The exercise: Below is a listing to write out in full, exactly as given, without its pictures.

Stored entries:
.....

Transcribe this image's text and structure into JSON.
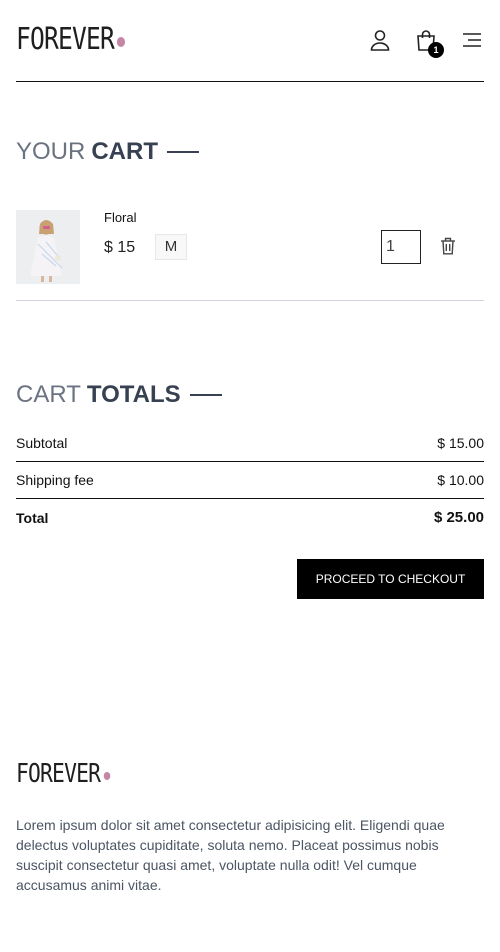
{
  "brand": {
    "logo_text": "FOREVER",
    "accent_color": "#c586a5"
  },
  "header": {
    "cart_count": "1",
    "icons": [
      "user-icon",
      "shopping-bag-icon",
      "menu-icon"
    ]
  },
  "cart": {
    "title_light": "YOUR",
    "title_bold": "CART",
    "items": [
      {
        "name": "Floral",
        "price": "$ 15",
        "size": "M",
        "quantity": "1"
      }
    ]
  },
  "totals": {
    "title_light": "CART",
    "title_bold": "TOTALS",
    "subtotal_label": "Subtotal",
    "subtotal_value": "$ 15.00",
    "shipping_label": "Shipping fee",
    "shipping_value": "$ 10.00",
    "total_label": "Total",
    "total_value": "$ 25.00",
    "checkout_label": "PROCEED TO CHECKOUT"
  },
  "footer": {
    "logo_text": "FOREVER",
    "description": "Lorem ipsum dolor sit amet consectetur adipisicing elit. Eligendi quae delectus voluptates cupiditate, soluta nemo. Placeat possimus nobis suscipit consectetur quasi amet, voluptate nulla odit! Vel cumque accusamus animi vitae."
  }
}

.....

Output of the exercise:
Transcribe this image's text and structure into JSON.
{
  "brand": {
    "logo_text": "FOREVER",
    "accent_color": "#c586a5"
  },
  "header": {
    "cart_count": "1",
    "icons": [
      "user-icon",
      "shopping-bag-icon",
      "menu-icon"
    ]
  },
  "cart": {
    "title_light": "YOUR",
    "title_bold": "CART",
    "items": [
      {
        "name": "Floral",
        "price": "$ 15",
        "size": "M",
        "quantity": "1"
      }
    ]
  },
  "totals": {
    "title_light": "CART",
    "title_bold": "TOTALS",
    "subtotal_label": "Subtotal",
    "subtotal_value": "$ 15.00",
    "shipping_label": "Shipping fee",
    "shipping_value": "$ 10.00",
    "total_label": "Total",
    "total_value": "$ 25.00",
    "checkout_label": "PROCEED TO CHECKOUT"
  },
  "footer": {
    "logo_text": "FOREVER",
    "description": "Lorem ipsum dolor sit amet consectetur adipisicing elit. Eligendi quae delectus voluptates cupiditate, soluta nemo. Placeat possimus nobis suscipit consectetur quasi amet, voluptate nulla odit! Vel cumque accusamus animi vitae."
  }
}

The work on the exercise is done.